**INSTRUCTIONS FOR THE TASK:**
Where the string "some" occurs in the material below, report the whole line.

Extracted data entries
▬▬▬▬▬▬▬▬▬▬

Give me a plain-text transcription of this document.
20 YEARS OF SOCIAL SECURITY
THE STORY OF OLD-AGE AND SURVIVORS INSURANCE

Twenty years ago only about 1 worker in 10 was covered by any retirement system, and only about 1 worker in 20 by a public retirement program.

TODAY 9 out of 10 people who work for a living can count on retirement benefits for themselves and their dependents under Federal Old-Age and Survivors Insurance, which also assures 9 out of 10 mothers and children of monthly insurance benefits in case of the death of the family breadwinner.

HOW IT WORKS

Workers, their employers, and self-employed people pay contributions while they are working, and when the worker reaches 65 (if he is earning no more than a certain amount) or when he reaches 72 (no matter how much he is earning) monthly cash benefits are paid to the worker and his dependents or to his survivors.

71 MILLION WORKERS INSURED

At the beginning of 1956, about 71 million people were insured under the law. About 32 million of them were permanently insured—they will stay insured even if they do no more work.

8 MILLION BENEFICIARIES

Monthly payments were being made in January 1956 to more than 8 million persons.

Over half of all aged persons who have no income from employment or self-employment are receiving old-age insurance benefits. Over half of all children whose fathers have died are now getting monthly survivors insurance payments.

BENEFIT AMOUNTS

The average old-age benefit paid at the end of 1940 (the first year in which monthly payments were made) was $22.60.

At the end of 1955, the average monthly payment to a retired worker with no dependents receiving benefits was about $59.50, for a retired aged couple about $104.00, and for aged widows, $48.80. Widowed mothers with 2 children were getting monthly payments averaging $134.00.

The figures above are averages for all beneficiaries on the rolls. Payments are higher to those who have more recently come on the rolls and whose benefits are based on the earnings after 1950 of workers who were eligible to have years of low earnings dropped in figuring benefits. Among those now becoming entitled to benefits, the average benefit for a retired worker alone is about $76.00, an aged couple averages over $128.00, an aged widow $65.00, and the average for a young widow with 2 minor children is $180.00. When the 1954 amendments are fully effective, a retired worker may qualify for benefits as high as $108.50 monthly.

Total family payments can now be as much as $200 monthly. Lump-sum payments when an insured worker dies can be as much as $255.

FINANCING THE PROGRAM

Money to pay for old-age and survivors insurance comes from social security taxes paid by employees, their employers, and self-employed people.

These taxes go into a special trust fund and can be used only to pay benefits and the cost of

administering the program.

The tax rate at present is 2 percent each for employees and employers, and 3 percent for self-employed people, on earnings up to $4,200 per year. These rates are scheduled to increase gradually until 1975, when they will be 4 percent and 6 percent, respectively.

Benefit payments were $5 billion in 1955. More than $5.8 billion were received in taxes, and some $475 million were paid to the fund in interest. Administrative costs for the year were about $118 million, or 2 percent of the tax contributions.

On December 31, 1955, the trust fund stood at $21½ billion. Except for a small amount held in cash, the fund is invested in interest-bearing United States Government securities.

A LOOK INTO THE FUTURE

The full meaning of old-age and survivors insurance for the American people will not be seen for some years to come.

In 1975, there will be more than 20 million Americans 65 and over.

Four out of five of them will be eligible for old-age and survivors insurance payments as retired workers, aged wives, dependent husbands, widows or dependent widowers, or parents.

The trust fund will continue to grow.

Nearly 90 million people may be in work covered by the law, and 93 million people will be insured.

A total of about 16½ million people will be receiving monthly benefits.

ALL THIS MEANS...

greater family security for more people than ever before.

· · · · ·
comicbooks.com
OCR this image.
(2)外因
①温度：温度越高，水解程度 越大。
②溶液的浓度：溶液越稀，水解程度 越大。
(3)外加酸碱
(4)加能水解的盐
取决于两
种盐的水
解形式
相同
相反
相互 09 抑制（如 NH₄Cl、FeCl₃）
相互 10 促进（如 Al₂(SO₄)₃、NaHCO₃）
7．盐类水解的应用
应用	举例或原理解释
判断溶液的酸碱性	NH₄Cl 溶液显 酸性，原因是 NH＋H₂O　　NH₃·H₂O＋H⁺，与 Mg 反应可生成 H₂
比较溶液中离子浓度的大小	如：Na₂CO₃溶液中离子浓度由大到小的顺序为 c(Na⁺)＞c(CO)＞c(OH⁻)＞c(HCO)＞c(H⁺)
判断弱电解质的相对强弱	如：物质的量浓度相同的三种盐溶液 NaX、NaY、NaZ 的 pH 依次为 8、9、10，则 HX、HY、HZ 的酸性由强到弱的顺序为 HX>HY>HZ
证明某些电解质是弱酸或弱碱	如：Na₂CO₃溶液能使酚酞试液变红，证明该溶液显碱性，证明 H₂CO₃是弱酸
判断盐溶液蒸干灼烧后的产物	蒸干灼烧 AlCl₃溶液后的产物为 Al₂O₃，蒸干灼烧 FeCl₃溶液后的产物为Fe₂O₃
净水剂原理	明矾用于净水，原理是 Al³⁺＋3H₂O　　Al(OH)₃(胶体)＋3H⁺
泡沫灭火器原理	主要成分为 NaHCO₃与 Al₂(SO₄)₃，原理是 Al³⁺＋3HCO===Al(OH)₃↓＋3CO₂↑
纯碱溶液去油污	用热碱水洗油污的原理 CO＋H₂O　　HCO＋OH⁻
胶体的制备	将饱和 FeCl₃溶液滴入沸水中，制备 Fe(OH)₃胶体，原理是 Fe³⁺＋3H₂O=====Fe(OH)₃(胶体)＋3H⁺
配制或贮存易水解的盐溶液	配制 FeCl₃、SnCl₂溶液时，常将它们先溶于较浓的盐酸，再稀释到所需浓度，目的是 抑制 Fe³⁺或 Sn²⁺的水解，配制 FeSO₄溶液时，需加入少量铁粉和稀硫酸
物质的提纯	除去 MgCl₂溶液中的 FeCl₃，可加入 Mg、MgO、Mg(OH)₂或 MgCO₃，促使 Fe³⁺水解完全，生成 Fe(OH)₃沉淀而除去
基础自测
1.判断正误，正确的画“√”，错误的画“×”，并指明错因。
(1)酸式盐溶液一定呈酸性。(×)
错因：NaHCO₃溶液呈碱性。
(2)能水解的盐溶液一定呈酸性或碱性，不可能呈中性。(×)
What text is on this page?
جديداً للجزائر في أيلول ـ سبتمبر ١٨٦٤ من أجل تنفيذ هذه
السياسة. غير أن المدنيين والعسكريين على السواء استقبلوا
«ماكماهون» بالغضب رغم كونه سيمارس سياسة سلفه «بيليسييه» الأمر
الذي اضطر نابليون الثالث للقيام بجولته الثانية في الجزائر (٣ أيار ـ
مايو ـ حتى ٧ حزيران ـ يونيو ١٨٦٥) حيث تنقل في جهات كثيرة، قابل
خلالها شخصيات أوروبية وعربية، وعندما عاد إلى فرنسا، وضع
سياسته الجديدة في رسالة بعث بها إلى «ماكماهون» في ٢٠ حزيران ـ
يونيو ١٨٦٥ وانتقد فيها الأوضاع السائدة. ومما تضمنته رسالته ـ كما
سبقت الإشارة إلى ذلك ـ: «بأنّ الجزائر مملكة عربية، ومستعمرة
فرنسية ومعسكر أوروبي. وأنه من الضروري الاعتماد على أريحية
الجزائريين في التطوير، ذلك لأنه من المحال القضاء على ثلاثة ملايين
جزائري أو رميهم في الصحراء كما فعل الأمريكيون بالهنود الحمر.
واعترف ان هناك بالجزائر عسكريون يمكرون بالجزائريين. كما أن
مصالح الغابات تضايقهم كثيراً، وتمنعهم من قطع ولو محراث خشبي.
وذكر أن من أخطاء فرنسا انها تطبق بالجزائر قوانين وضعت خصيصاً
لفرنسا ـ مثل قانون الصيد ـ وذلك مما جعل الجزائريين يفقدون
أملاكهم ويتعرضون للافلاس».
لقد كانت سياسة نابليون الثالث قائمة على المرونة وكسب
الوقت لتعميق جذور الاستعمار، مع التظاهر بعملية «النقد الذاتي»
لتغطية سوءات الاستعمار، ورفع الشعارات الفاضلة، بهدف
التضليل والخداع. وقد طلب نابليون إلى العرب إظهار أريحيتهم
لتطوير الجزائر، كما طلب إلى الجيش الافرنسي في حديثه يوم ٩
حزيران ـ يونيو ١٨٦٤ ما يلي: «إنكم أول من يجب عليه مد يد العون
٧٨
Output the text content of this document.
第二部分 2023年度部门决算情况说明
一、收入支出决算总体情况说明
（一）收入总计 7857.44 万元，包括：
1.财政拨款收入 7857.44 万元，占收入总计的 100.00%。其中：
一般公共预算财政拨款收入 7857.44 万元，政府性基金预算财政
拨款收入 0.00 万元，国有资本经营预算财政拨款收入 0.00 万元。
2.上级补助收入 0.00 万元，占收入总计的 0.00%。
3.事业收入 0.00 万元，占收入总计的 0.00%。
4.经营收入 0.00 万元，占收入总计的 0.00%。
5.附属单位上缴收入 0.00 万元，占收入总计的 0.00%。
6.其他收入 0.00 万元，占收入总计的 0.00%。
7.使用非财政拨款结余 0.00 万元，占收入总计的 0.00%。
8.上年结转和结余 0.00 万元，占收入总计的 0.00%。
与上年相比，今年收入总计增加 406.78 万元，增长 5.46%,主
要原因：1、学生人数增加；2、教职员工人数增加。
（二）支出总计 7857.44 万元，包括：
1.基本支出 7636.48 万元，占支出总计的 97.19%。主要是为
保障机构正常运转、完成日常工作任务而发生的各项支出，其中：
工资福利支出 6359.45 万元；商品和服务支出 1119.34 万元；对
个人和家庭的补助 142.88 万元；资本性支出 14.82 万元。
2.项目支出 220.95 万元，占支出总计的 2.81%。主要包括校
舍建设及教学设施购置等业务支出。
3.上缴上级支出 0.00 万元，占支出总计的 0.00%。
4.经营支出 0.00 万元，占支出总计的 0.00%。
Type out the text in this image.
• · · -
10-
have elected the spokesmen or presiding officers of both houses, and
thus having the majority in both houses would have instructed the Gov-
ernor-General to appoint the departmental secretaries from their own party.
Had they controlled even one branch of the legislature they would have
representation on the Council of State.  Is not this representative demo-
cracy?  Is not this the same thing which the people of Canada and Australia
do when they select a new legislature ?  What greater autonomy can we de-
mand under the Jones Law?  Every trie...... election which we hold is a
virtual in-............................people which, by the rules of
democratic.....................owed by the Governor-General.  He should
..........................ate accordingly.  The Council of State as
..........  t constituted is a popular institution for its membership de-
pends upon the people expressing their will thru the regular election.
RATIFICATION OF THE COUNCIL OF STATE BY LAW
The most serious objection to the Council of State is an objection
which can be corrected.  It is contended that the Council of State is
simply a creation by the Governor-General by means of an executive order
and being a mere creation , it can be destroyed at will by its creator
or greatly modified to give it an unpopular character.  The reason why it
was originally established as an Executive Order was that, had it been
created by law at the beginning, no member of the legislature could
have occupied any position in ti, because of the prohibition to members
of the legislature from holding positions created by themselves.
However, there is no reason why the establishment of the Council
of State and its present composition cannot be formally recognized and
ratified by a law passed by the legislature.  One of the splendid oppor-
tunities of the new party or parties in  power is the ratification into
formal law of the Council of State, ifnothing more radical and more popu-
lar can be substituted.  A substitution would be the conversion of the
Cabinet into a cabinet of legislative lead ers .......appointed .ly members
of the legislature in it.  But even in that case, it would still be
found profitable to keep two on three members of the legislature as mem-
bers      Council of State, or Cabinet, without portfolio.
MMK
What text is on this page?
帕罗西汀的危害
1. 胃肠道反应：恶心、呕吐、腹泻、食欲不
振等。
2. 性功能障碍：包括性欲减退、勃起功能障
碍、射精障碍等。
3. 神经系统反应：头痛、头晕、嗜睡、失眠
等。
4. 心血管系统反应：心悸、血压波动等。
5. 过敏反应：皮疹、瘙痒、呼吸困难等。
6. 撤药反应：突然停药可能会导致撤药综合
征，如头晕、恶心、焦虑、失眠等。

▬▬▬▬▬▬▬▬▬▬

**THE COMPLETED TASK:**
Benefit payments were $5 billion in 1955. More than $5.8 billion were received in taxes, and some $475 million were paid to the fund in interest. Administrative costs for the year were about $118 million, or 2 percent of the tax contributions.
The full meaning of old-age and survivors insurance for the American people will not be seen for some years to come.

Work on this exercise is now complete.